● What the task asks: Only a number is wanted here: the number of lines of the data that include "Program".

● The records:
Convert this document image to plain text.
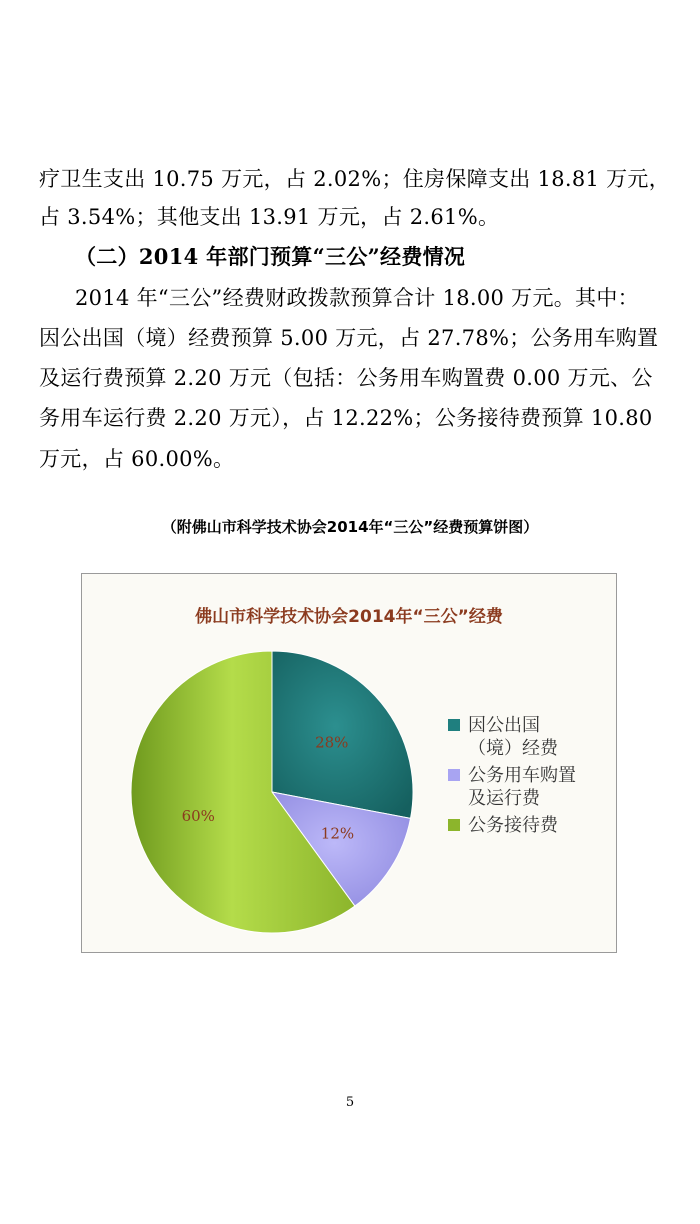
疗卫生支出 10.75 万元，占 2.02%；住房保障支出 18.81 万元，
占 3.54%；其他支出 13.91 万元，占 2.61%。
（二）2014 年部门预算“三公”经费情况
2014 年“三公”经费财政拨款预算合计 18.00 万元。其中：
因公出国（境）经费预算 5.00 万元，占 27.78%；公务用车购置
及运行费预算 2.20 万元（包括：公务用车购置费 0.00 万元、公
务用车运行费 2.20 万元），占 12.22%；公务接待费预算 10.80
万元，占 60.00%。
（附佛山市科学技术协会2014年“三公”经费预算饼图）
佛山市科学技术协会2014年“三公”经费
28%
12%
60%
因公出国
（境）经费
公务用车购置
及运行费
公务接待费
5
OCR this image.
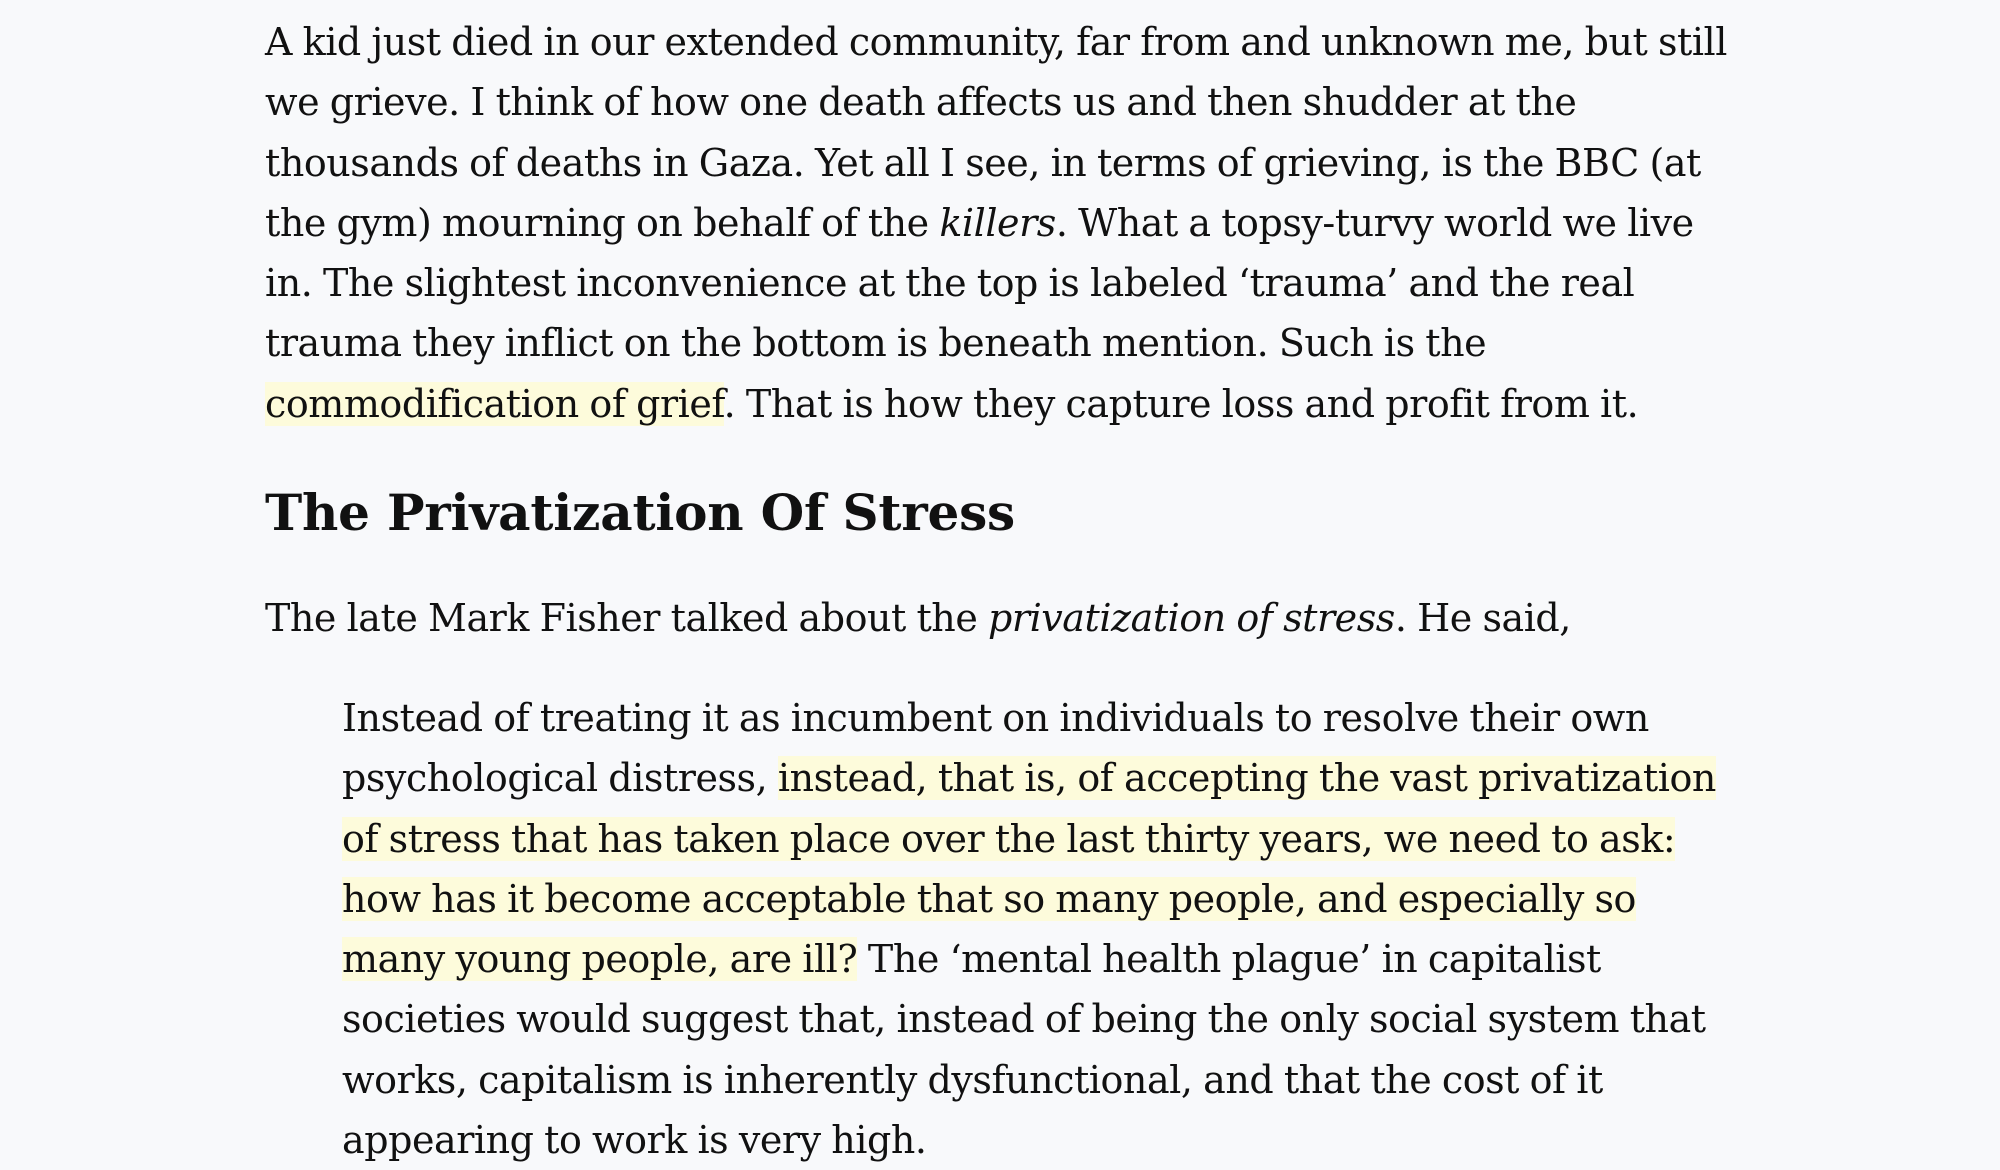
A kid just died in our extended community, far from and unknown me, but still we grieve. I think of how one death affects us and then shudder at the thousands of deaths in Gaza. Yet all I see, in terms of grieving, is the BBC (at the gym) mourning on behalf of the killers. What a topsy-turvy world we live in. The slightest inconvenience at the top is labeled ‘trauma’ and the real trauma they inflict on the bottom is beneath mention. Such is the commodification of grief. That is how they capture loss and profit from it.

The Privatization Of Stress

The late Mark Fisher talked about the privatization of stress. He said,

Instead of treating it as incumbent on individuals to resolve their own psychological distress, instead, that is, of accepting the vast privatization of stress that has taken place over the last thirty years, we need to ask: how has it become acceptable that so many people, and especially so many young people, are ill? The ‘mental health plague’ in capitalist societies would suggest that, instead of being the only social system that works, capitalism is inherently dysfunctional, and that the cost of it appearing to work is very high.
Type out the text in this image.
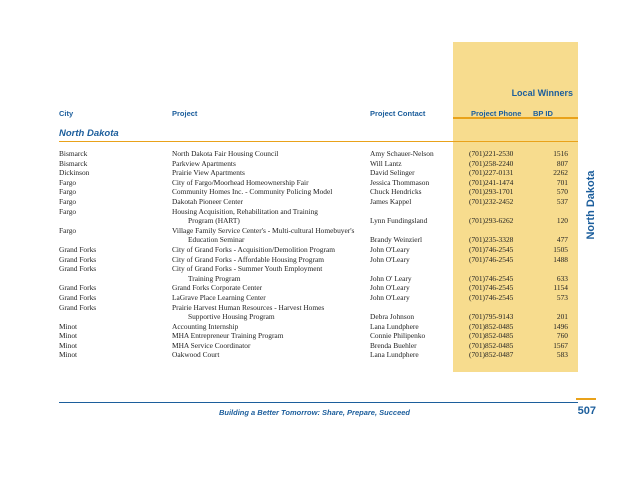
Local Winners
North Dakota
City	Project	Project Contact	Project Phone BP ID
North Dakota
Bismarck	North Dakota Fair Housing Council	Amy Schauer-Nelson	(701)221-2530	1516
Bismarck	Parkview Apartments	Will Lantz	(701)258-2240	807
Dickinson	Prairie View Apartments	David Selinger	(701)227-0131	2262
Fargo	City of Fargo/Moorhead Homeownership Fair	Jessica Thommason	(701)241-1474	701
Fargo	Community Homes Inc. - Community Policing Model	Chuck Hendricks	(701)293-1701	570
Fargo	Dakotah Pioneer Center	James Kappel	(701)232-2452	537
Fargo	Housing Acquisition, Rehabilitation and Training
Program (HART)	Lynn Fundingsland	(701)293-6262	120
Fargo	Village Family Service Center's - Multi-cultural Homebuyer's
Education Seminar	Brandy Weinzierl	(701)235-3328	477
Grand Forks	City of Grand Forks - Acquisition/Demolition Program	John O'Leary	(701)746-2545	1505
Grand Forks	City of Grand Forks - Affordable Housing Program	John O'Leary	(701)746-2545	1488
Grand Forks	City of Grand Forks - Summer Youth Employment
Training Program	John O' Leary	(701)746-2545	633
Grand Forks	Grand Forks Corporate Center	John O'Leary	(701)746-2545	1154
Grand Forks	LaGrave Place Learning Center	John O'Leary	(701)746-2545	573
Grand Forks	Prairie Harvest Human Resources - Harvest Homes
Supportive Housing Program	Debra Johnson	(701)795-9143	201
Minot	Accounting Internship	Lana Lundphere	(701)852-0485	1496
Minot	MHA Entrepreneur Training Program	Connie Philipenko	(701)852-0485	760
Minot	MHA Service Coordinator	Brenda Buehler	(701)852-0485	1567
Minot	Oakwood Court	Lana Lundphere	(701)852-0487	583
Building a Better Tomorrow: Share, Prepare, Succeed	507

● Written answer: 6